--- Data Enclosed Below ---
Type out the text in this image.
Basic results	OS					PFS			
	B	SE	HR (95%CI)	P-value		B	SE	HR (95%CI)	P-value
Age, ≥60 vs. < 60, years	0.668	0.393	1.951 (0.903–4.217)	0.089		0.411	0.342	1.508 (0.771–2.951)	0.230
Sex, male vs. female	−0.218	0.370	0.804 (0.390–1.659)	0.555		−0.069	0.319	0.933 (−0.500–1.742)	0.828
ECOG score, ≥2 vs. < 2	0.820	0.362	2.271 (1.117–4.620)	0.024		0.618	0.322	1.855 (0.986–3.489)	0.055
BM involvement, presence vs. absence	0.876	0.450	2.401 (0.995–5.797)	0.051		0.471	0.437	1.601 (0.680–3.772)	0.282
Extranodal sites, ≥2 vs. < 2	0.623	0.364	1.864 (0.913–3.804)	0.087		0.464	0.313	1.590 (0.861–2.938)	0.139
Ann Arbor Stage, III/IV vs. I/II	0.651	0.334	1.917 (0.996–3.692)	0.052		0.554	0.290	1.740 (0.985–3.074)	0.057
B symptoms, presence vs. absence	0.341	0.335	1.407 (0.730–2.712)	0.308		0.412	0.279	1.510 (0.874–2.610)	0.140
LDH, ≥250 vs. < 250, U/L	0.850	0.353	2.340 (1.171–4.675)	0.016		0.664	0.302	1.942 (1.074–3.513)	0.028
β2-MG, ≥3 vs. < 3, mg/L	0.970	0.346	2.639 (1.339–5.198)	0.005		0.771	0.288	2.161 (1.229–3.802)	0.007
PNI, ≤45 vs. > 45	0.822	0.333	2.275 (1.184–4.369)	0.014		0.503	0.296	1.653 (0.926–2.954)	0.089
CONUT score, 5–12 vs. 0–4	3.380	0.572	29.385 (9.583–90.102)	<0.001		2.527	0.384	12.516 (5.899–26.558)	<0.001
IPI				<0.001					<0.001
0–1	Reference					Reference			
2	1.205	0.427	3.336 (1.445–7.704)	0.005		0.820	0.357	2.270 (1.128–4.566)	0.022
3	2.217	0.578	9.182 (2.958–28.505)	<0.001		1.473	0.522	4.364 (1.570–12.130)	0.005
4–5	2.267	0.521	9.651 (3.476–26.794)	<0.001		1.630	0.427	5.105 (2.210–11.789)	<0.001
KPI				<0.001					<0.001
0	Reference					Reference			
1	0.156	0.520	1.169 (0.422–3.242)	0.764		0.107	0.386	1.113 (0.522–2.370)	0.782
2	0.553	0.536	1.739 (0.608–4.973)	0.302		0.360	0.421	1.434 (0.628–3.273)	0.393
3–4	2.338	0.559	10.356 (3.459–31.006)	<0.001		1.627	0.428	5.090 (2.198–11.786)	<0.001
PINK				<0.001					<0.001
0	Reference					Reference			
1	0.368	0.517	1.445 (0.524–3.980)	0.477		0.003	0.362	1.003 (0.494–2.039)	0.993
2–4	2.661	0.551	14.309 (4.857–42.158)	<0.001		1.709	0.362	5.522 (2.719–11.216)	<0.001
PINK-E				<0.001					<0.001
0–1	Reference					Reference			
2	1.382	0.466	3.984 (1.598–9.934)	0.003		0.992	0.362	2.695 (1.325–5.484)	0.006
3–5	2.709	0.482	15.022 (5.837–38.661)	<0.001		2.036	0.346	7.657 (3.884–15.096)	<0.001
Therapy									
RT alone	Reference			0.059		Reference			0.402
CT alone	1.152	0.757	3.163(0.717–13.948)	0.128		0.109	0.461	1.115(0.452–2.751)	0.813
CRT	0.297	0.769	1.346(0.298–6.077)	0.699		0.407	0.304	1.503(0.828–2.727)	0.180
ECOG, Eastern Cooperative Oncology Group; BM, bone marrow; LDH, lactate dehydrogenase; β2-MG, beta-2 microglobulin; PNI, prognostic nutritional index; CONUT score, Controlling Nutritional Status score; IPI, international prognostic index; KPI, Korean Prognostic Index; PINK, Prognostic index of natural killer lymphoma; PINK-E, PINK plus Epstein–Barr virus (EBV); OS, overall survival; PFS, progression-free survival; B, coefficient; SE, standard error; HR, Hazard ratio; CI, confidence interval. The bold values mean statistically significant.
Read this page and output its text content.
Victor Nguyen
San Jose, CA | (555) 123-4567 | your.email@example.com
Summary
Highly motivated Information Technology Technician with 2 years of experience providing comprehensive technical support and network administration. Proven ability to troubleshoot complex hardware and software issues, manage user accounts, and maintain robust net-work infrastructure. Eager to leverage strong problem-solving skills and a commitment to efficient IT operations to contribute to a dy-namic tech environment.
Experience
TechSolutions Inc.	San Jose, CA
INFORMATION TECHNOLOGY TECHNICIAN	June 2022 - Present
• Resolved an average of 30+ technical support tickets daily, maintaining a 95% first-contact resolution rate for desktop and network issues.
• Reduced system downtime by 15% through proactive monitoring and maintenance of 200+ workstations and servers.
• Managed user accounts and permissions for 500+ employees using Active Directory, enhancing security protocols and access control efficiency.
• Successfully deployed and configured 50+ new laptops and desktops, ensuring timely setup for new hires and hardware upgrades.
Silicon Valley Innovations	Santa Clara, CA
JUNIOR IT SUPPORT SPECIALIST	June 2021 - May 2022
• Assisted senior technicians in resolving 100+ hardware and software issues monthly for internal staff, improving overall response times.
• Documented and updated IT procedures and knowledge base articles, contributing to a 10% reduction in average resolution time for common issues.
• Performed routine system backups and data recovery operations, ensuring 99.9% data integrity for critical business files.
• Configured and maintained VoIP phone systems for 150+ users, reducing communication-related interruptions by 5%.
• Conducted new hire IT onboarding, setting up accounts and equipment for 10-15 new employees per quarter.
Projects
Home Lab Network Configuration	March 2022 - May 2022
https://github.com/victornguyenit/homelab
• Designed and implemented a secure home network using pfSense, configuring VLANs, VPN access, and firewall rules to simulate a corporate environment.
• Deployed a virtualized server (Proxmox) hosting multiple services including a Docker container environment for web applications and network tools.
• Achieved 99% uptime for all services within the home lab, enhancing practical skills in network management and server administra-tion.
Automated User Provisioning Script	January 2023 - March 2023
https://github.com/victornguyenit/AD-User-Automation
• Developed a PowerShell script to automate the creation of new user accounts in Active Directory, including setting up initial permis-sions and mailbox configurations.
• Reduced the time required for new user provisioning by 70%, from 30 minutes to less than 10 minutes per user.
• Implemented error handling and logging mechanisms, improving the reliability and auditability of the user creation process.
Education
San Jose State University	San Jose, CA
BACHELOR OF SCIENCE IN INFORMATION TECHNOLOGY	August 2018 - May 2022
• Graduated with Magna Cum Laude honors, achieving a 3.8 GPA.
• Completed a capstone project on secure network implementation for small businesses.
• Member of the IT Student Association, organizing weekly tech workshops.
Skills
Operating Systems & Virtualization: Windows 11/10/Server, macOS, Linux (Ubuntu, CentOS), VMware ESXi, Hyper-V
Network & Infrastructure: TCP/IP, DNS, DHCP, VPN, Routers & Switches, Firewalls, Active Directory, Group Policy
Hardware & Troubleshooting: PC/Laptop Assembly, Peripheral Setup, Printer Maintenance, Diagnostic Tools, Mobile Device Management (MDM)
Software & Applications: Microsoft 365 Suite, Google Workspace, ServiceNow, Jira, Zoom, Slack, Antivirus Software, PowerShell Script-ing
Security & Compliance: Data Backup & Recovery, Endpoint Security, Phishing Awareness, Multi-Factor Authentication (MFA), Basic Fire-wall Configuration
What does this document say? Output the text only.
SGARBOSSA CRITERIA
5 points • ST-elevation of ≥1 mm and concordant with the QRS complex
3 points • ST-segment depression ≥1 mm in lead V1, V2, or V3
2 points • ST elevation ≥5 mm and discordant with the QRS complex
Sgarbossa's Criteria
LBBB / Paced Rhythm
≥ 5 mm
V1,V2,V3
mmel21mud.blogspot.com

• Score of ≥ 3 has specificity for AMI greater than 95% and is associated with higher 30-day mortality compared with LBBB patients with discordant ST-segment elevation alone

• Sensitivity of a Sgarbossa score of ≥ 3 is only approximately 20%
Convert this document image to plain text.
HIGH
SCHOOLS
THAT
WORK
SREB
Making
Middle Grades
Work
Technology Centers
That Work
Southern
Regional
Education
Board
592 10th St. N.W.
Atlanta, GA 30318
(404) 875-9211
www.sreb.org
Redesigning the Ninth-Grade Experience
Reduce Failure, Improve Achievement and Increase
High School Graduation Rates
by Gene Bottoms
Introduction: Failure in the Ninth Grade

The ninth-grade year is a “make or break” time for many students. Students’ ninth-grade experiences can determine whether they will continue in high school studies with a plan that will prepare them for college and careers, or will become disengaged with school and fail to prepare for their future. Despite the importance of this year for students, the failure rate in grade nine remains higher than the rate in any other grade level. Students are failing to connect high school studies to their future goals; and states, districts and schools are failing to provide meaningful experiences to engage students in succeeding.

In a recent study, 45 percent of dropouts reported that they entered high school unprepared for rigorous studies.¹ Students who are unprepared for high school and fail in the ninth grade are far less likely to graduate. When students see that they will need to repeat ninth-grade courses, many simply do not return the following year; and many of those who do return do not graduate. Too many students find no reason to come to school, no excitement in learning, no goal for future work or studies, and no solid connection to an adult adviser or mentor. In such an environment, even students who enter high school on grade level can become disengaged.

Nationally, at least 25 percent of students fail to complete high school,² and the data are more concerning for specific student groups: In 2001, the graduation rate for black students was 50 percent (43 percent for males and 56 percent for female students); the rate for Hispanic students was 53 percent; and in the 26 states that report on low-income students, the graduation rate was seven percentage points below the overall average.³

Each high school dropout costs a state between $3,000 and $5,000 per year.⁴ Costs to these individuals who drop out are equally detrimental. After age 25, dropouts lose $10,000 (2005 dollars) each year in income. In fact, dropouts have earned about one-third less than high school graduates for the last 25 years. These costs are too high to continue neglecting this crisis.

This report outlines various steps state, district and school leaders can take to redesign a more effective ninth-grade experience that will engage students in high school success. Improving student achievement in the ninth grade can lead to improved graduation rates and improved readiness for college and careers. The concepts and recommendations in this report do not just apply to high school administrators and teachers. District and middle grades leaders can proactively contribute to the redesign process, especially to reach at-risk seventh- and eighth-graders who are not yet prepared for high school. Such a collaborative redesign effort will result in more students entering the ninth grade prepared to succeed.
--- End of Enclosed Data ---
=== Work required ===
Work out how many lines of the records contain "careers", and reply with the number alone.

=== Solution for this task ===
2